Extracted data entries
·····
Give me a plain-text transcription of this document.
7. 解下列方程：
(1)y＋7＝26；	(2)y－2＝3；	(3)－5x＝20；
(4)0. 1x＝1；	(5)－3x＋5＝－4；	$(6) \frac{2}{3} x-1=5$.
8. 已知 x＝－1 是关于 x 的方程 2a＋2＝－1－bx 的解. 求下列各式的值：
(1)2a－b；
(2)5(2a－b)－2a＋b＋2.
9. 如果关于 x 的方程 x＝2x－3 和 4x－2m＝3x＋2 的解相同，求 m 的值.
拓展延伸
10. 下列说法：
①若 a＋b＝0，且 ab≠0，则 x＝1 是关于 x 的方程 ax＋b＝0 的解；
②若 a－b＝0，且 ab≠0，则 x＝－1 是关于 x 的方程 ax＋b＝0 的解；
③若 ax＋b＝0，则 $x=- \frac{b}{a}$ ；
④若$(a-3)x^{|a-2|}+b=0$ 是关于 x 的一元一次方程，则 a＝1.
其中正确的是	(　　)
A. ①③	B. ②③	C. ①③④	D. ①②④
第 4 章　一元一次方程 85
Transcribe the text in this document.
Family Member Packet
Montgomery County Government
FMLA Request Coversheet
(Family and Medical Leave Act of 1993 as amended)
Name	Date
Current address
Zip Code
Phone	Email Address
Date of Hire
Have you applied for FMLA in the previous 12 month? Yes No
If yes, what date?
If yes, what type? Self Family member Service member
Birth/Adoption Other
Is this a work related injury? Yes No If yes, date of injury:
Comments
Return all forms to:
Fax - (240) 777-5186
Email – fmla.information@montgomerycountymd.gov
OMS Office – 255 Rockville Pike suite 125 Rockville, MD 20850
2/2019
·····
**TASK DIRECTIONS**.
Set down, unchanged, the line that contains "Transcribe the text in this document." together with every later line in the records, through the last one.

**CORRECT ANSWER**.
Transcribe the text in this document.
Family Member Packet
Montgomery County Government
FMLA Request Coversheet
(Family and Medical Leave Act of 1993 as amended)
Name	Date
Current address
Zip Code
Phone	Email Address
Date of Hire
Have you applied for FMLA in the previous 12 month? Yes No
If yes, what date?
If yes, what type? Self Family member Service member
Birth/Adoption Other
Is this a work related injury? Yes No If yes, date of injury:
Comments
Return all forms to:
Fax - (240) 777-5186
Email – fmla.information@montgomerycountymd.gov
OMS Office – 255 Rockville Pike suite 125 Rockville, MD 20850
2/2019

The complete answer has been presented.